_Set task_. Listed below are entries; give the number of lines among them that include "centric", and only that number.

_Dataset entries_.
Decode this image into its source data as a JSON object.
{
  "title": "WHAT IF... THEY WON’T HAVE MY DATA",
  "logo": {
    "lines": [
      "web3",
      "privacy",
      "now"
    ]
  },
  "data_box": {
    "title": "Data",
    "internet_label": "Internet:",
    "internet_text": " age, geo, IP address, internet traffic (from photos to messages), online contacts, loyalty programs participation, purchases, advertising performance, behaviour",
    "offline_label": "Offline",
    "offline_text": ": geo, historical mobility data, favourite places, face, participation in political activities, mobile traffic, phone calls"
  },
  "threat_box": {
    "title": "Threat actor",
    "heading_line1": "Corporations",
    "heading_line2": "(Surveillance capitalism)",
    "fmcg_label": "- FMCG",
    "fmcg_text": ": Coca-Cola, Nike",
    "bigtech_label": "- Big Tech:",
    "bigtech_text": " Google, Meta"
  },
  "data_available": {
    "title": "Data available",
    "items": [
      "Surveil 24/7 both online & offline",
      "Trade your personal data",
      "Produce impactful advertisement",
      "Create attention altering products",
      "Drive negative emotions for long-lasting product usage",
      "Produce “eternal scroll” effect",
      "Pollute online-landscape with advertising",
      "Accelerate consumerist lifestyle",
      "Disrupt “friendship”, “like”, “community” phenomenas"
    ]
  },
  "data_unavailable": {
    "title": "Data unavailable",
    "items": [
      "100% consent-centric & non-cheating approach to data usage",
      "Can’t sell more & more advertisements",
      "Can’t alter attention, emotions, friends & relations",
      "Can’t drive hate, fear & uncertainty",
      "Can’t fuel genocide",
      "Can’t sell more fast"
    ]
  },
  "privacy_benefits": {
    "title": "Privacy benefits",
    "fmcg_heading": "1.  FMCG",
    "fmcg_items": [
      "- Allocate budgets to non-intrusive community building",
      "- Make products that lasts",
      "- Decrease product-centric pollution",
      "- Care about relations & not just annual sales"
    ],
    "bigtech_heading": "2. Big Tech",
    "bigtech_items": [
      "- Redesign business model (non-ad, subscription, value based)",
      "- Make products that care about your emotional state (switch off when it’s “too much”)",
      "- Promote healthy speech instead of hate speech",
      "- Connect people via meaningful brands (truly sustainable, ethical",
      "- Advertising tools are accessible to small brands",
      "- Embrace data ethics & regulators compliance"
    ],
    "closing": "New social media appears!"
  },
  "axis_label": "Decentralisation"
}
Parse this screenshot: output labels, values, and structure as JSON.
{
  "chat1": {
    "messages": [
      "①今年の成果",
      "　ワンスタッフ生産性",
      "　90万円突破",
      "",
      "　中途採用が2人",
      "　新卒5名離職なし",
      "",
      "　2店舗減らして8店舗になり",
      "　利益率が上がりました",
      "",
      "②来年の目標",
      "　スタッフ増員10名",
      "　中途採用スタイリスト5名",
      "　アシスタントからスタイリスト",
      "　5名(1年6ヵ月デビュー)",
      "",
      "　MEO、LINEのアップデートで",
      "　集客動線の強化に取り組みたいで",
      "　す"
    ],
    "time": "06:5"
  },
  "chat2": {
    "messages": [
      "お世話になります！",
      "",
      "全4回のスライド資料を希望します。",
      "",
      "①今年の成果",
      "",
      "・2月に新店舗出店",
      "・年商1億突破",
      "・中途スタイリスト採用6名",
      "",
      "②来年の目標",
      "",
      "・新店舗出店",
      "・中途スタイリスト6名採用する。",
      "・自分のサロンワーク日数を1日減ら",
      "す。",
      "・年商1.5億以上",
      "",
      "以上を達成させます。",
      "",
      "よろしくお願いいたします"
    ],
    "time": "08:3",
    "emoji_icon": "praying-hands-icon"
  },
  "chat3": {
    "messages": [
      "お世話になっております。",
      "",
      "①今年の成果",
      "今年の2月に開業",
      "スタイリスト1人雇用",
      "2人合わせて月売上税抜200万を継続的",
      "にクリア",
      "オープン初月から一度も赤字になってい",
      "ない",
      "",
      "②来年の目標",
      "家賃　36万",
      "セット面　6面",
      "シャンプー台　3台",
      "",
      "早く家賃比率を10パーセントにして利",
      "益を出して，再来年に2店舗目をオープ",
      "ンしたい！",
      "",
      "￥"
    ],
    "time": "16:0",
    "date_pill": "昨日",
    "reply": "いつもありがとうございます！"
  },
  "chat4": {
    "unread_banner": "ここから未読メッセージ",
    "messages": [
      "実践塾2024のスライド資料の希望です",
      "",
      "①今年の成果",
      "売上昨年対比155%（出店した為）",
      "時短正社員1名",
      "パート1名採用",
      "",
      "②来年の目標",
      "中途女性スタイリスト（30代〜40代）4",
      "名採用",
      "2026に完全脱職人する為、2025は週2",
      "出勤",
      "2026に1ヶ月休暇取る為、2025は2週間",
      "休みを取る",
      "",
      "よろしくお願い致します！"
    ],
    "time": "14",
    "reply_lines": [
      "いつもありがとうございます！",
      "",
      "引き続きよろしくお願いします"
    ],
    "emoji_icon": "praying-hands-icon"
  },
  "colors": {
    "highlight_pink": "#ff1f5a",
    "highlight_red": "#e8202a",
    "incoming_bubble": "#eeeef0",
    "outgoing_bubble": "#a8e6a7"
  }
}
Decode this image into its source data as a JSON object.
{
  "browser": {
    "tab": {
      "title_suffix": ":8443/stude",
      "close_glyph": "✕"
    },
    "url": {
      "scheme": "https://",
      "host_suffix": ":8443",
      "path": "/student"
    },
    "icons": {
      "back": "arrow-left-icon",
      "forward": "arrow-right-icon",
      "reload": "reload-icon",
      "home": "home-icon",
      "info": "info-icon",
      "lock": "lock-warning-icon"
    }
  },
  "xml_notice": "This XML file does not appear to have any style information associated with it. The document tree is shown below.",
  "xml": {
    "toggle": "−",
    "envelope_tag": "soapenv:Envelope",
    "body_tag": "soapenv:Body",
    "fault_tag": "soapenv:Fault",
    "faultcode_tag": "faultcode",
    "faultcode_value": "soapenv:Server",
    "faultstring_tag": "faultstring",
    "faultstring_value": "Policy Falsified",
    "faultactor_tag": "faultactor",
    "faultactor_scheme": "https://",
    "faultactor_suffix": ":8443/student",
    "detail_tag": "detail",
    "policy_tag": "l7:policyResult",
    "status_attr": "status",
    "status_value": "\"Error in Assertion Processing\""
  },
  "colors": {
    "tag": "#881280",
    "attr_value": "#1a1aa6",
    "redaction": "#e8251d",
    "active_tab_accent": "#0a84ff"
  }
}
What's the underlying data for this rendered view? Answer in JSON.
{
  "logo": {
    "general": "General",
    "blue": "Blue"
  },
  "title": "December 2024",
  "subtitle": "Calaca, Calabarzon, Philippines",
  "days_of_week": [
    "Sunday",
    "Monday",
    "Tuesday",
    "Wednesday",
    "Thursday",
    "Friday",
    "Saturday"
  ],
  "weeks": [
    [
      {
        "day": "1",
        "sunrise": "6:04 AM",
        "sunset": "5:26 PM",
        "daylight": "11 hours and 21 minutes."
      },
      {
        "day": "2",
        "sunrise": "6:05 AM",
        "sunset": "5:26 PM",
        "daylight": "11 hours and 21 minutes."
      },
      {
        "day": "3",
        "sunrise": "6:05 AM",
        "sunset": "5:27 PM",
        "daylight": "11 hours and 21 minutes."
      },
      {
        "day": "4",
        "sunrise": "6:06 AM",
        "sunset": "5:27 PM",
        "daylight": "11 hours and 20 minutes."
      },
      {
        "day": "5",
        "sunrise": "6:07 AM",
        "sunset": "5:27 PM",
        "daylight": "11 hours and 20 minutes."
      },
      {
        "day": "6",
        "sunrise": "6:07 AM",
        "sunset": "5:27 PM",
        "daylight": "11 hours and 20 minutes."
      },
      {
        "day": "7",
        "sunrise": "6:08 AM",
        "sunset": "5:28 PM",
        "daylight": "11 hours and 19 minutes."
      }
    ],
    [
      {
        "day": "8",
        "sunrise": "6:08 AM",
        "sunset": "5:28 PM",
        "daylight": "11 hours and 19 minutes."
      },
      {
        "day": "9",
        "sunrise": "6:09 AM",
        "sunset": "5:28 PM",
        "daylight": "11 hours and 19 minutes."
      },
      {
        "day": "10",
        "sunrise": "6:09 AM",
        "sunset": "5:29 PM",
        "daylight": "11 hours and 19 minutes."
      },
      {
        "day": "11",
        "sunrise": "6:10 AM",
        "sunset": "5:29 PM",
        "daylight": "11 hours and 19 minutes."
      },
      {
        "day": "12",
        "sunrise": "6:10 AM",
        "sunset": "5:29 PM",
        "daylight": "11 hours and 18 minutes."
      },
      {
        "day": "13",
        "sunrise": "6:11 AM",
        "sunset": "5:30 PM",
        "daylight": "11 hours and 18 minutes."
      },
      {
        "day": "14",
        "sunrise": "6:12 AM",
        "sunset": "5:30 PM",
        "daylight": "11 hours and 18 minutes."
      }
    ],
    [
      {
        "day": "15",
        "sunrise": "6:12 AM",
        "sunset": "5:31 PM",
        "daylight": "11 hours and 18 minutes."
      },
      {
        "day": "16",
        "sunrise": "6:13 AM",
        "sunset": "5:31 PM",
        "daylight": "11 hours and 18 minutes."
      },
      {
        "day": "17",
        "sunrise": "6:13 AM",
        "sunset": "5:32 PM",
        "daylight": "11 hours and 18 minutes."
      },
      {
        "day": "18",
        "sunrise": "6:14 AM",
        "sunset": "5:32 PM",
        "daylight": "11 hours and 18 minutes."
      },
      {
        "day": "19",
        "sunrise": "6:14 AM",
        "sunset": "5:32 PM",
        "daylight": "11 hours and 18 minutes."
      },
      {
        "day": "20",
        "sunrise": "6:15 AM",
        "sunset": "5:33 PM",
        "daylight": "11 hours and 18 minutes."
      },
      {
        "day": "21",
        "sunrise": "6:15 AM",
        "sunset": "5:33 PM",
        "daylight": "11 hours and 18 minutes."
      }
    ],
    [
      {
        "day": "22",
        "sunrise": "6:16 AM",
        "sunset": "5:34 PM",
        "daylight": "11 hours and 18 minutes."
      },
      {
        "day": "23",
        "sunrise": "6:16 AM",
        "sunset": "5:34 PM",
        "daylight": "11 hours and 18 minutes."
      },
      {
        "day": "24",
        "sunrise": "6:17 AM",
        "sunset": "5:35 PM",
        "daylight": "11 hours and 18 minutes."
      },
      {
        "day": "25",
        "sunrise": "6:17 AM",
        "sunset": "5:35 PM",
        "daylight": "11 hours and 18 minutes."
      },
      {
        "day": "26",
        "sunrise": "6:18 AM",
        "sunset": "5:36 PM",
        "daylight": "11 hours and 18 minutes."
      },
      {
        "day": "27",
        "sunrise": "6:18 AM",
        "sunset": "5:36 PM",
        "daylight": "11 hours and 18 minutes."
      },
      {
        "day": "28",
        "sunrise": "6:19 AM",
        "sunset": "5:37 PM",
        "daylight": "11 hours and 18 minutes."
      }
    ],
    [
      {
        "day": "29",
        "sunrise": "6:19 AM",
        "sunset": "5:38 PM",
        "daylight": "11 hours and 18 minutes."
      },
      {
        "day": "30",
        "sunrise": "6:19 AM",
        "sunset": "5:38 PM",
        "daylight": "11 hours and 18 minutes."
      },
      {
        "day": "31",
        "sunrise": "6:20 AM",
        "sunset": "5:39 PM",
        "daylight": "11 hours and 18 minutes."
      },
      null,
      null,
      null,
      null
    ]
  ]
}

_Correct answer_. 2